### Your goal
Beneath this sentence is a set of records; write each of them out exactly.

○ ○ ○ ○

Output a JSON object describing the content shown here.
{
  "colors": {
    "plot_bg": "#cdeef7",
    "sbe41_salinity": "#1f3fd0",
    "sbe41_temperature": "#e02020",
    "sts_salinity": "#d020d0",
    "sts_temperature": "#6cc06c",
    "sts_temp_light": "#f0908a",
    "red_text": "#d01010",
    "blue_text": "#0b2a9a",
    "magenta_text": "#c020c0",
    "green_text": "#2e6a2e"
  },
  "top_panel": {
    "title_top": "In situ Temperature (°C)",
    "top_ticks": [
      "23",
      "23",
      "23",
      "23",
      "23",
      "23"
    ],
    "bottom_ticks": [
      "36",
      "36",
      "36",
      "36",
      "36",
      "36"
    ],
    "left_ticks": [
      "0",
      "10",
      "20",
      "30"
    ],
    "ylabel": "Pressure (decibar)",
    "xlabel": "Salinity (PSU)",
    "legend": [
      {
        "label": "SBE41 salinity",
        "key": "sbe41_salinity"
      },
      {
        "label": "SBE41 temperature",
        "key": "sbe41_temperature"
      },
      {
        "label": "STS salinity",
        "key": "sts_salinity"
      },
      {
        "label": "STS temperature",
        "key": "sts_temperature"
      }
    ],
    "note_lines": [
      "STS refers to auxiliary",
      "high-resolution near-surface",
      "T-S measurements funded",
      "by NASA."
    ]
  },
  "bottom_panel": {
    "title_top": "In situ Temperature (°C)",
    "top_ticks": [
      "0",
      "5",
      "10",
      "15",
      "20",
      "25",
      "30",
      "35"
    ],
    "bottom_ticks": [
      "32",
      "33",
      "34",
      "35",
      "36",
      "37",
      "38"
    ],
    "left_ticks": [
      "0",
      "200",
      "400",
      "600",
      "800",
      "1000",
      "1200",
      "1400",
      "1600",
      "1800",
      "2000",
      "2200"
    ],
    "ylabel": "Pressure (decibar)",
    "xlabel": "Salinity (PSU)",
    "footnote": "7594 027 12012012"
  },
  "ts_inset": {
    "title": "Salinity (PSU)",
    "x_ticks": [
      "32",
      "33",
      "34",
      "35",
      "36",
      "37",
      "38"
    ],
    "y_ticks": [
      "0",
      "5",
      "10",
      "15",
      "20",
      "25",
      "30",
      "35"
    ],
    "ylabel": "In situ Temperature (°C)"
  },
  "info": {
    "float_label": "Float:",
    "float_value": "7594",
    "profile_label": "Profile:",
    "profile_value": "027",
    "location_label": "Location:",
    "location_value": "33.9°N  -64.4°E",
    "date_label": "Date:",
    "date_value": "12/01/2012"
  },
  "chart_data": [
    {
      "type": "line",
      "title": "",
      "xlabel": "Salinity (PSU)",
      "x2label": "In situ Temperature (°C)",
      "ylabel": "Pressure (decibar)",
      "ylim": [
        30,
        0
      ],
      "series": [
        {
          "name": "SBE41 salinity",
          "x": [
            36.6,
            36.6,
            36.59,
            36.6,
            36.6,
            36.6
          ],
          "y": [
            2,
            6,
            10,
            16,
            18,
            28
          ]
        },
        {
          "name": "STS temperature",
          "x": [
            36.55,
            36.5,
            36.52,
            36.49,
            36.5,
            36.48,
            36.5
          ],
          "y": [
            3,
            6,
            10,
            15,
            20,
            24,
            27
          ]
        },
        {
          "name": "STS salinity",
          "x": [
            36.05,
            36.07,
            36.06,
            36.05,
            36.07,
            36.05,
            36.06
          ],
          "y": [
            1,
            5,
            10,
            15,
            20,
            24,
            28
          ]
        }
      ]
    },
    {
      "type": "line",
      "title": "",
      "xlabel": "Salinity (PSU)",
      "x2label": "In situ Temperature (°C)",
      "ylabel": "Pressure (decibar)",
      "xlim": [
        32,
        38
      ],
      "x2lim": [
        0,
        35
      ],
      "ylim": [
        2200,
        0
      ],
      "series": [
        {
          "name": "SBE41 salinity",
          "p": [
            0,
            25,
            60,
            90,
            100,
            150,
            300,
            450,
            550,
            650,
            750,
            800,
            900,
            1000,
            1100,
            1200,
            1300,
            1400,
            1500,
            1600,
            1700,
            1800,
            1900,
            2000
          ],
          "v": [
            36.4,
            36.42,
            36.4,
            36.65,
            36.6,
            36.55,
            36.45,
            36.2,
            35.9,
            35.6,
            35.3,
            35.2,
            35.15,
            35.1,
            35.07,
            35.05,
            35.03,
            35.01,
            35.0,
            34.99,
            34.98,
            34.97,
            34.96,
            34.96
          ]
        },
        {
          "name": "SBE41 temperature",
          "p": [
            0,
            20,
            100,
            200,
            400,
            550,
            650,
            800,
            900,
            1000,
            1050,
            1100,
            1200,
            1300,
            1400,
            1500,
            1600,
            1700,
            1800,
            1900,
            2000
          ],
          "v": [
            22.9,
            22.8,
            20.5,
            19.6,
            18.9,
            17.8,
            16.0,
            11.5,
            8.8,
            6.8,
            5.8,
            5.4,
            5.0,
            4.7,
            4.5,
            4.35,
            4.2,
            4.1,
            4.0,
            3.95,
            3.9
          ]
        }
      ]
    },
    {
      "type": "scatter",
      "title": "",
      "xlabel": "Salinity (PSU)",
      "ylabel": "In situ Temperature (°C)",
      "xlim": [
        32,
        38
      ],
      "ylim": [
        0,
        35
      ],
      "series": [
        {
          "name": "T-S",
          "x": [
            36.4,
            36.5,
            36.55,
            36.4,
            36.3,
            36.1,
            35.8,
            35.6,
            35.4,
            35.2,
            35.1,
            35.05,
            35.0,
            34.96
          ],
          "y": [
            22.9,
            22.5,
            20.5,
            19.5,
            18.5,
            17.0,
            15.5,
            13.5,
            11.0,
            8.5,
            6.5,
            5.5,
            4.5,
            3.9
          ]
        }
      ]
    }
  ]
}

○ ○ ○ ○

### Complete output
Output a JSON object describing the content shown here.
{
  "colors": {
    "plot_bg": "#cdeef7",
    "sbe41_salinity": "#1f3fd0",
    "sbe41_temperature": "#e02020",
    "sts_salinity": "#d020d0",
    "sts_temperature": "#6cc06c",
    "sts_temp_light": "#f0908a",
    "red_text": "#d01010",
    "blue_text": "#0b2a9a",
    "magenta_text": "#c020c0",
    "green_text": "#2e6a2e"
  },
  "top_panel": {
    "title_top": "In situ Temperature (°C)",
    "top_ticks": [
      "23",
      "23",
      "23",
      "23",
      "23",
      "23"
    ],
    "bottom_ticks": [
      "36",
      "36",
      "36",
      "36",
      "36",
      "36"
    ],
    "left_ticks": [
      "0",
      "10",
      "20",
      "30"
    ],
    "ylabel": "Pressure (decibar)",
    "xlabel": "Salinity (PSU)",
    "legend": [
      {
        "label": "SBE41 salinity",
        "key": "sbe41_salinity"
      },
      {
        "label": "SBE41 temperature",
        "key": "sbe41_temperature"
      },
      {
        "label": "STS salinity",
        "key": "sts_salinity"
      },
      {
        "label": "STS temperature",
        "key": "sts_temperature"
      }
    ],
    "note_lines": [
      "STS refers to auxiliary",
      "high-resolution near-surface",
      "T-S measurements funded",
      "by NASA."
    ]
  },
  "bottom_panel": {
    "title_top": "In situ Temperature (°C)",
    "top_ticks": [
      "0",
      "5",
      "10",
      "15",
      "20",
      "25",
      "30",
      "35"
    ],
    "bottom_ticks": [
      "32",
      "33",
      "34",
      "35",
      "36",
      "37",
      "38"
    ],
    "left_ticks": [
      "0",
      "200",
      "400",
      "600",
      "800",
      "1000",
      "1200",
      "1400",
      "1600",
      "1800",
      "2000",
      "2200"
    ],
    "ylabel": "Pressure (decibar)",
    "xlabel": "Salinity (PSU)",
    "footnote": "7594 027 12012012"
  },
  "ts_inset": {
    "title": "Salinity (PSU)",
    "x_ticks": [
      "32",
      "33",
      "34",
      "35",
      "36",
      "37",
      "38"
    ],
    "y_ticks": [
      "0",
      "5",
      "10",
      "15",
      "20",
      "25",
      "30",
      "35"
    ],
    "ylabel": "In situ Temperature (°C)"
  },
  "info": {
    "float_label": "Float:",
    "float_value": "7594",
    "profile_label": "Profile:",
    "profile_value": "027",
    "location_label": "Location:",
    "location_value": "33.9°N  -64.4°E",
    "date_label": "Date:",
    "date_value": "12/01/2012"
  },
  "chart_data": [
    {
      "type": "line",
      "title": "",
      "xlabel": "Salinity (PSU)",
      "x2label": "In situ Temperature (°C)",
      "ylabel": "Pressure (decibar)",
      "ylim": [
        30,
        0
      ],
      "series": [
        {
          "name": "SBE41 salinity",
          "x": [
            36.6,
            36.6,
            36.59,
            36.6,
            36.6,
            36.6
          ],
          "y": [
            2,
            6,
            10,
            16,
            18,
            28
          ]
        },
        {
          "name": "STS temperature",
          "x": [
            36.55,
            36.5,
            36.52,
            36.49,
            36.5,
            36.48,
            36.5
          ],
          "y": [
            3,
            6,
            10,
            15,
            20,
            24,
            27
          ]
        },
        {
          "name": "STS salinity",
          "x": [
            36.05,
            36.07,
            36.06,
            36.05,
            36.07,
            36.05,
            36.06
          ],
          "y": [
            1,
            5,
            10,
            15,
            20,
            24,
            28
          ]
        }
      ]
    },
    {
      "type": "line",
      "title": "",
      "xlabel": "Salinity (PSU)",
      "x2label": "In situ Temperature (°C)",
      "ylabel": "Pressure (decibar)",
      "xlim": [
        32,
        38
      ],
      "x2lim": [
        0,
        35
      ],
      "ylim": [
        2200,
        0
      ],
      "series": [
        {
          "name": "SBE41 salinity",
          "p": [
            0,
            25,
            60,
            90,
            100,
            150,
            300,
            450,
            550,
            650,
            750,
            800,
            900,
            1000,
            1100,
            1200,
            1300,
            1400,
            1500,
            1600,
            1700,
            1800,
            1900,
            2000
          ],
          "v": [
            36.4,
            36.42,
            36.4,
            36.65,
            36.6,
            36.55,
            36.45,
            36.2,
            35.9,
            35.6,
            35.3,
            35.2,
            35.15,
            35.1,
            35.07,
            35.05,
            35.03,
            35.01,
            35.0,
            34.99,
            34.98,
            34.97,
            34.96,
            34.96
          ]
        },
        {
          "name": "SBE41 temperature",
          "p": [
            0,
            20,
            100,
            200,
            400,
            550,
            650,
            800,
            900,
            1000,
            1050,
            1100,
            1200,
            1300,
            1400,
            1500,
            1600,
            1700,
            1800,
            1900,
            2000
          ],
          "v": [
            22.9,
            22.8,
            20.5,
            19.6,
            18.9,
            17.8,
            16.0,
            11.5,
            8.8,
            6.8,
            5.8,
            5.4,
            5.0,
            4.7,
            4.5,
            4.35,
            4.2,
            4.1,
            4.0,
            3.95,
            3.9
          ]
        }
      ]
    },
    {
      "type": "scatter",
      "title": "",
      "xlabel": "Salinity (PSU)",
      "ylabel": "In situ Temperature (°C)",
      "xlim": [
        32,
        38
      ],
      "ylim": [
        0,
        35
      ],
      "series": [
        {
          "name": "T-S",
          "x": [
            36.4,
            36.5,
            36.55,
            36.4,
            36.3,
            36.1,
            35.8,
            35.6,
            35.4,
            35.2,
            35.1,
            35.05,
            35.0,
            34.96
          ],
          "y": [
            22.9,
            22.5,
            20.5,
            19.5,
            18.5,
            17.0,
            15.5,
            13.5,
            11.0,
            8.5,
            6.5,
            5.5,
            4.5,
            3.9
          ]
        }
      ]
    }
  ]
}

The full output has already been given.